* [Exercise objective] Extract the full set of records that follows, word for word.

* [Data lines]
******************************
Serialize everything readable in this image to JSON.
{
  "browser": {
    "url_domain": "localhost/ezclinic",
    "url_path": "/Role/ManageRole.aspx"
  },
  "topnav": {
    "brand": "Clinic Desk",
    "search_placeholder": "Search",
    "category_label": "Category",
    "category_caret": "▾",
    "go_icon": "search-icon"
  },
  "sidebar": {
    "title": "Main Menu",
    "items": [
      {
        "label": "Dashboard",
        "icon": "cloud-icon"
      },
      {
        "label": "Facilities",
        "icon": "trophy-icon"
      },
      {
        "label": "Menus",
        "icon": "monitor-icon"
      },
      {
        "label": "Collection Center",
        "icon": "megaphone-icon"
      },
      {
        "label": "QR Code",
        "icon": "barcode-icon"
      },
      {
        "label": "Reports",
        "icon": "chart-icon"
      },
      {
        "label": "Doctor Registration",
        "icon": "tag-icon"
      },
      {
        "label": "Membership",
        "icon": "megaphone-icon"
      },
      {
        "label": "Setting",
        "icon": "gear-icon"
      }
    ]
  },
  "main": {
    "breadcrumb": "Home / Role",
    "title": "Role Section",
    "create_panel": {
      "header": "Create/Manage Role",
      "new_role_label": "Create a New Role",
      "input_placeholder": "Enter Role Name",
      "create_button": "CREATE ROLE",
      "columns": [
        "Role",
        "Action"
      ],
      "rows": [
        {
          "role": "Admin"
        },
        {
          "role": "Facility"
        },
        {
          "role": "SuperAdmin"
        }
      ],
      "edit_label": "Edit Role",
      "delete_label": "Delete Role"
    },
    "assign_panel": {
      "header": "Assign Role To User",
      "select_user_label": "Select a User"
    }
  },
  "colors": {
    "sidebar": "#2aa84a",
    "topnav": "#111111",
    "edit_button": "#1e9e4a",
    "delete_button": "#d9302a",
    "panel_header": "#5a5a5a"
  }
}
******************************
* [Task output]
Serialize everything readable in this image to JSON.
{
  "browser": {
    "url_domain": "localhost/ezclinic",
    "url_path": "/Role/ManageRole.aspx"
  },
  "topnav": {
    "brand": "Clinic Desk",
    "search_placeholder": "Search",
    "category_label": "Category",
    "category_caret": "▾",
    "go_icon": "search-icon"
  },
  "sidebar": {
    "title": "Main Menu",
    "items": [
      {
        "label": "Dashboard",
        "icon": "cloud-icon"
      },
      {
        "label": "Facilities",
        "icon": "trophy-icon"
      },
      {
        "label": "Menus",
        "icon": "monitor-icon"
      },
      {
        "label": "Collection Center",
        "icon": "megaphone-icon"
      },
      {
        "label": "QR Code",
        "icon": "barcode-icon"
      },
      {
        "label": "Reports",
        "icon": "chart-icon"
      },
      {
        "label": "Doctor Registration",
        "icon": "tag-icon"
      },
      {
        "label": "Membership",
        "icon": "megaphone-icon"
      },
      {
        "label": "Setting",
        "icon": "gear-icon"
      }
    ]
  },
  "main": {
    "breadcrumb": "Home / Role",
    "title": "Role Section",
    "create_panel": {
      "header": "Create/Manage Role",
      "new_role_label": "Create a New Role",
      "input_placeholder": "Enter Role Name",
      "create_button": "CREATE ROLE",
      "columns": [
        "Role",
        "Action"
      ],
      "rows": [
        {
          "role": "Admin"
        },
        {
          "role": "Facility"
        },
        {
          "role": "SuperAdmin"
        }
      ],
      "edit_label": "Edit Role",
      "delete_label": "Delete Role"
    },
    "assign_panel": {
      "header": "Assign Role To User",
      "select_user_label": "Select a User"
    }
  },
  "colors": {
    "sidebar": "#2aa84a",
    "topnav": "#111111",
    "edit_button": "#1e9e4a",
    "delete_button": "#d9302a",
    "panel_header": "#5a5a5a"
  }
}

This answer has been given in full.